▸ Data supplied:
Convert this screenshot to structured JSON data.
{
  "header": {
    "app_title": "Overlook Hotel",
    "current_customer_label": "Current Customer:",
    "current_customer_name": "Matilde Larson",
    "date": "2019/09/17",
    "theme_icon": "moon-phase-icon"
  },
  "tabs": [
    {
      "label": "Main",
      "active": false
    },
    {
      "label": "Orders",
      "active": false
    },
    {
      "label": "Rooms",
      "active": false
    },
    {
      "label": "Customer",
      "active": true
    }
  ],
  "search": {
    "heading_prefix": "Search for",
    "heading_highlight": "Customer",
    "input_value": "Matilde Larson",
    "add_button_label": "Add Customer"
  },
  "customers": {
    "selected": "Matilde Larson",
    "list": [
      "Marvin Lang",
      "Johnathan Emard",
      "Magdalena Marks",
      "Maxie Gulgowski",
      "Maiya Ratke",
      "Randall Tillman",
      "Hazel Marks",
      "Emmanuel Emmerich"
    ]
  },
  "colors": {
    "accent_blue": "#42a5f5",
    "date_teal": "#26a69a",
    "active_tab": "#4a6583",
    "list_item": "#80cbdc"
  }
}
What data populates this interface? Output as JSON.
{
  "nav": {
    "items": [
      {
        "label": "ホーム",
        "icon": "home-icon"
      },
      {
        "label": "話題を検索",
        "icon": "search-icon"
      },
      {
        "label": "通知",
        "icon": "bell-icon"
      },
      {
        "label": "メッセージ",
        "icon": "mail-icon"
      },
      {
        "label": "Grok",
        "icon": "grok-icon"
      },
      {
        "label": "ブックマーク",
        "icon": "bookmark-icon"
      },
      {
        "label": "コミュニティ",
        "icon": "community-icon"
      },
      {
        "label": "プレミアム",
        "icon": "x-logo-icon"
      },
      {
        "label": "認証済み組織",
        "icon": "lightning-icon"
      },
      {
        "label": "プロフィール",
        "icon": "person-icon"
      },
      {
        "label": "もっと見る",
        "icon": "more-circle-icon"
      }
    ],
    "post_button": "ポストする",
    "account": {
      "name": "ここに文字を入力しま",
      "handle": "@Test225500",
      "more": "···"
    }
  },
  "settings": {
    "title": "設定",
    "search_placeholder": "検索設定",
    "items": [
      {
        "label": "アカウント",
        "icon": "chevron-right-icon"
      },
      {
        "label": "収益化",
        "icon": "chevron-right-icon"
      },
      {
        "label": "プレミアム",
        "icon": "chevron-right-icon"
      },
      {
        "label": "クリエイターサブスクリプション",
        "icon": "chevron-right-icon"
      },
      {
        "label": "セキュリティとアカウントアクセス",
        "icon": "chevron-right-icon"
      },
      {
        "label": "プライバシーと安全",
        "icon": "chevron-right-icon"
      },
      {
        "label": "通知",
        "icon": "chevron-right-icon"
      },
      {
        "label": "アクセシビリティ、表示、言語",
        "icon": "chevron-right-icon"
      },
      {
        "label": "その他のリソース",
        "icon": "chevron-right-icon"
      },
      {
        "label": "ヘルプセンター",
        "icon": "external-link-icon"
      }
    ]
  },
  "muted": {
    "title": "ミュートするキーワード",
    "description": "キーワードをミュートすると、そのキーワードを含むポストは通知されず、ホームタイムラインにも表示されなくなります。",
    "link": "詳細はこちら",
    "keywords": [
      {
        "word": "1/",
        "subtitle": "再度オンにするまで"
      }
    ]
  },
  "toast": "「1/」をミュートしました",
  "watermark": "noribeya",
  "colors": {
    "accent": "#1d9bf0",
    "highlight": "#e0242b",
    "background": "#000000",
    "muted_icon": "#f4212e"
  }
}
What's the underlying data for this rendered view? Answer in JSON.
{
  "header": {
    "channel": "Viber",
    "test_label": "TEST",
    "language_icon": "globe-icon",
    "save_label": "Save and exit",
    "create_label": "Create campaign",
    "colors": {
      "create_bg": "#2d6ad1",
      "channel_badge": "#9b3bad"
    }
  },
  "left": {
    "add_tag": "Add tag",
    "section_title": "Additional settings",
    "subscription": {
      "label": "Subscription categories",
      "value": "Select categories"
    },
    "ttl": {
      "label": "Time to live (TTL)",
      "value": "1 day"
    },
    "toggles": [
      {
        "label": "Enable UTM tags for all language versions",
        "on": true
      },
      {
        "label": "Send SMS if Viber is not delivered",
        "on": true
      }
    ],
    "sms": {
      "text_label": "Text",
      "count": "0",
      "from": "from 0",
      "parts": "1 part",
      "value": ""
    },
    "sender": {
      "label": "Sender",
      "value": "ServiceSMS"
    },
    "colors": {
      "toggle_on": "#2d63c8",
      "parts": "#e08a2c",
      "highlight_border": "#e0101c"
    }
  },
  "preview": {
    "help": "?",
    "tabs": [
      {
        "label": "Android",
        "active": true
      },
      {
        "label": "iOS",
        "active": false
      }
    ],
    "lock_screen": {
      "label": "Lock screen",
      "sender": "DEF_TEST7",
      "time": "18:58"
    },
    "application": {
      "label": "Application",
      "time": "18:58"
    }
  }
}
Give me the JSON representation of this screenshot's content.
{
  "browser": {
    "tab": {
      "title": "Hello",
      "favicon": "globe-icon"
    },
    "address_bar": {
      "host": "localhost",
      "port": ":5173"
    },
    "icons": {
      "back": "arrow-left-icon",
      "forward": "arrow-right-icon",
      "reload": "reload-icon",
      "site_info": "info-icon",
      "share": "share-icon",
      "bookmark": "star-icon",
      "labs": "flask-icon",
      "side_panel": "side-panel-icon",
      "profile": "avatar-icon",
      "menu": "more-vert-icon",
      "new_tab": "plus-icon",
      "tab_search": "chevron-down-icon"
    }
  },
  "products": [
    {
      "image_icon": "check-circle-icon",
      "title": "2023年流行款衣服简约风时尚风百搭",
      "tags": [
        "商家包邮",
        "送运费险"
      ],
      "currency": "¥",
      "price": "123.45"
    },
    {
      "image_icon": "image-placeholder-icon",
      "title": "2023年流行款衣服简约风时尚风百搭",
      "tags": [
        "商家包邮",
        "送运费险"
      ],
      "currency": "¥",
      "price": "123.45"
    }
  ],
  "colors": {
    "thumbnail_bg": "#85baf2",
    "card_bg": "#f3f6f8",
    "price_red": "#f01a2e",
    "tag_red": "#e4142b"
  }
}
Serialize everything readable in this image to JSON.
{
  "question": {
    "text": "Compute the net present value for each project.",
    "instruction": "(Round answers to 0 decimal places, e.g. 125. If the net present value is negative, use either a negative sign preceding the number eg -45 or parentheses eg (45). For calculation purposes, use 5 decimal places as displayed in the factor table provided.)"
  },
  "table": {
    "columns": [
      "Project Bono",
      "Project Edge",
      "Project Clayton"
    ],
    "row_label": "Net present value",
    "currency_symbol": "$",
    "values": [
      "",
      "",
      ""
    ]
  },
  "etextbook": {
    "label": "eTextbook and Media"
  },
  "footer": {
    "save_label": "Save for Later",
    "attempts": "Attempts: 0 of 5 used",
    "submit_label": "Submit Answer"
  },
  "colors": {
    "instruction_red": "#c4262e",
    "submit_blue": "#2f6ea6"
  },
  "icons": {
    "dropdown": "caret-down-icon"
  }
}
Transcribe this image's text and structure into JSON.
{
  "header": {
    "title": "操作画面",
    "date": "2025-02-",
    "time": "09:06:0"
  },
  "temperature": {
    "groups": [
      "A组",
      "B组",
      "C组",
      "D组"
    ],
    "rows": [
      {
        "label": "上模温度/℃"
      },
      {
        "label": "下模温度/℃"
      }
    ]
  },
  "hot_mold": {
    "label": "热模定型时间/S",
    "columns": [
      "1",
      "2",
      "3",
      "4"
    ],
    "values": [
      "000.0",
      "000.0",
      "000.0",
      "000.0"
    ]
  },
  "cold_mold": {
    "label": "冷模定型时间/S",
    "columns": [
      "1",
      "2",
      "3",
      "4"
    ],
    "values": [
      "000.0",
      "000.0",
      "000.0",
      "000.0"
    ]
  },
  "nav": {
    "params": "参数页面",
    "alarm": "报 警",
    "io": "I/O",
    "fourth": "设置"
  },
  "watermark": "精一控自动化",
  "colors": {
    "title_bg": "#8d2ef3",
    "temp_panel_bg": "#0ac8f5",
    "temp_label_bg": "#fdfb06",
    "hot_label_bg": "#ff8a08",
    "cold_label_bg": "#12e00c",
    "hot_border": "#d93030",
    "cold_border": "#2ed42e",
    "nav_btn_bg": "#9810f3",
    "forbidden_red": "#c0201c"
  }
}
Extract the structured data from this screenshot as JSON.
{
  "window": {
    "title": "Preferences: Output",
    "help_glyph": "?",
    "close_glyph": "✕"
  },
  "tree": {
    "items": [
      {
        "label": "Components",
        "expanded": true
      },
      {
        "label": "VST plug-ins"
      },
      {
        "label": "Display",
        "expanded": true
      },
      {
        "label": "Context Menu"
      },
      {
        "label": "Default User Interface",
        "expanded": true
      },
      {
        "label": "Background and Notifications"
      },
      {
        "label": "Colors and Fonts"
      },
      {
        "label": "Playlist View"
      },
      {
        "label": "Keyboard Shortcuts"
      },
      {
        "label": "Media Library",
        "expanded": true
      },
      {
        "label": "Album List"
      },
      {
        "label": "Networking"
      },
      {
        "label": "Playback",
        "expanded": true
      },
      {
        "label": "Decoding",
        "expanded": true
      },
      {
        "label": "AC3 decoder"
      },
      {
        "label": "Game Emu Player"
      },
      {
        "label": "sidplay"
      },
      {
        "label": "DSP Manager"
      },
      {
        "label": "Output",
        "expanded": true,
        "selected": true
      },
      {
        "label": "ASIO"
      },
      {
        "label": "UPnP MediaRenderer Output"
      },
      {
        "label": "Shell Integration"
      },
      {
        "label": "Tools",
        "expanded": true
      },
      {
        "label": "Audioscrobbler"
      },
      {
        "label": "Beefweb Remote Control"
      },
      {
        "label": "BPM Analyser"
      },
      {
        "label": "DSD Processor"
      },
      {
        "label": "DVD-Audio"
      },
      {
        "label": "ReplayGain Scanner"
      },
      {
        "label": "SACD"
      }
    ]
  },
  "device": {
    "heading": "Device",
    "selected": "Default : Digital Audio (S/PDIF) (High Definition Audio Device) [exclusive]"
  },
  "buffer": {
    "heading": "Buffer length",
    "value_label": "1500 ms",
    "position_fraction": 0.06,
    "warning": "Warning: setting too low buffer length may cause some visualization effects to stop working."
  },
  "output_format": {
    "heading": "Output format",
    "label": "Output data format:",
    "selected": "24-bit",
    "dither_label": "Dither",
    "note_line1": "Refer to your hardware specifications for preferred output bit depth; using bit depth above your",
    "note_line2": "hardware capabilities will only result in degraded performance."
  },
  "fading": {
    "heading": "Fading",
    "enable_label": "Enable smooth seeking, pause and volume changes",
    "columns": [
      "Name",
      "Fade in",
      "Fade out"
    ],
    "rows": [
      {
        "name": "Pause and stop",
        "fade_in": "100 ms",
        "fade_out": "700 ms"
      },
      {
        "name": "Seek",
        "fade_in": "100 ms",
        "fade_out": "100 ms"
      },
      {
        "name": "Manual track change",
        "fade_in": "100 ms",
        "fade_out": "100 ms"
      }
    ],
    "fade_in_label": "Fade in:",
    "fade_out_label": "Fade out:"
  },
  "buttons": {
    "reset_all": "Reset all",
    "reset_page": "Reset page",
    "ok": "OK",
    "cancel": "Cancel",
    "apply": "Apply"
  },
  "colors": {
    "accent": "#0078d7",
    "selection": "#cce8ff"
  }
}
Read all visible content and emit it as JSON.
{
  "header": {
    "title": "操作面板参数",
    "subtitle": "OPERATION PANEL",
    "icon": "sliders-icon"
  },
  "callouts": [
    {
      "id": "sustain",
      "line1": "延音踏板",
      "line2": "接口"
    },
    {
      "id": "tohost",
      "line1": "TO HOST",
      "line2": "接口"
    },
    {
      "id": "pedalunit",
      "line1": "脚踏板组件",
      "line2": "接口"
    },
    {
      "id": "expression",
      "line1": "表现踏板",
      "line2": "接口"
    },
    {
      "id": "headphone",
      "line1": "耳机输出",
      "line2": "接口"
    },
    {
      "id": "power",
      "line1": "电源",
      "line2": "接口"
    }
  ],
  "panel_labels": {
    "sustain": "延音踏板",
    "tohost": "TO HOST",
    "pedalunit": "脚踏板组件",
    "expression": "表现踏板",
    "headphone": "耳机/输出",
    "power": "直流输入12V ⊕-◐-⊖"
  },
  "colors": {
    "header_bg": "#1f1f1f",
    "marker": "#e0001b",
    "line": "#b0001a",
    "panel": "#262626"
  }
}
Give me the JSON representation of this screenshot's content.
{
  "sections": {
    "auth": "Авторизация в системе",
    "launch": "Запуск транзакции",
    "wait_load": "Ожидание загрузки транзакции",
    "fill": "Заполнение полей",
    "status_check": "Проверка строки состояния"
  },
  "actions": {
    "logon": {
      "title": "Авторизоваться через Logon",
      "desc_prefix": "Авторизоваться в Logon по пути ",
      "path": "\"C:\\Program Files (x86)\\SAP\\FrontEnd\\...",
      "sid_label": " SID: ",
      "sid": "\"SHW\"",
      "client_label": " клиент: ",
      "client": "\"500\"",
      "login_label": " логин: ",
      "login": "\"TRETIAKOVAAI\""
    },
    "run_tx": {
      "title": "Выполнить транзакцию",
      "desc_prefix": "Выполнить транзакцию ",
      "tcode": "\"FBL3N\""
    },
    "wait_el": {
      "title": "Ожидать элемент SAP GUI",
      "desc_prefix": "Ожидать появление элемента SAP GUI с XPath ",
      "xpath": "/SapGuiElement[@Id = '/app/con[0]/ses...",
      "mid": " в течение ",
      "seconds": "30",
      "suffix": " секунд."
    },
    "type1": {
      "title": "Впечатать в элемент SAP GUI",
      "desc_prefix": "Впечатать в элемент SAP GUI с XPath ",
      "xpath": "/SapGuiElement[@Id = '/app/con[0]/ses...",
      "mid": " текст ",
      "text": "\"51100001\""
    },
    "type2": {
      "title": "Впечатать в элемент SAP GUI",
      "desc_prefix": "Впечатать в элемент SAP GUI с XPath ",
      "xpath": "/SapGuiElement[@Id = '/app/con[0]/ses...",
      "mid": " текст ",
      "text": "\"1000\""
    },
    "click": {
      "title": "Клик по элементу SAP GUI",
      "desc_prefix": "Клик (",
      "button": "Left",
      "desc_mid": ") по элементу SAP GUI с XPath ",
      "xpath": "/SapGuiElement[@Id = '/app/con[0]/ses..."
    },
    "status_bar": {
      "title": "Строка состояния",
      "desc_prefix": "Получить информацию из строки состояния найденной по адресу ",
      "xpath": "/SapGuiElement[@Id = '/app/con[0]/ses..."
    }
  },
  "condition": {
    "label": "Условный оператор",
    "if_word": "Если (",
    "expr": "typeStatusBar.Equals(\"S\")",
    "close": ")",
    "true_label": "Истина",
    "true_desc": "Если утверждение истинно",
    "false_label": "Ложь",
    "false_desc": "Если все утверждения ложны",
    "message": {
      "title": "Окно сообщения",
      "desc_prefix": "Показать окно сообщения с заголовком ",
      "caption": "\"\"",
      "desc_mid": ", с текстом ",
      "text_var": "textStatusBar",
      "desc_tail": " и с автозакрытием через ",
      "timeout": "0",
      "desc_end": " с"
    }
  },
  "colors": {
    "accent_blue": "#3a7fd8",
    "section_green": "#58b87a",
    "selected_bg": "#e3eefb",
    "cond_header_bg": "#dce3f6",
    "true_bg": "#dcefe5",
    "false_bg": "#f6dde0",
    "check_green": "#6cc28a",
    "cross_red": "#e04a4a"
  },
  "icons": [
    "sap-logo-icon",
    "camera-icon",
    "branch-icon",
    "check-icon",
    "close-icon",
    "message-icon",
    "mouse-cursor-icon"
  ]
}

▸ Work to complete:
Locate each line containing the string "from" and show it.

▸ Reply to the exercise:
      "from": "from 0",
Extract the structured data from this screenshot as JSON.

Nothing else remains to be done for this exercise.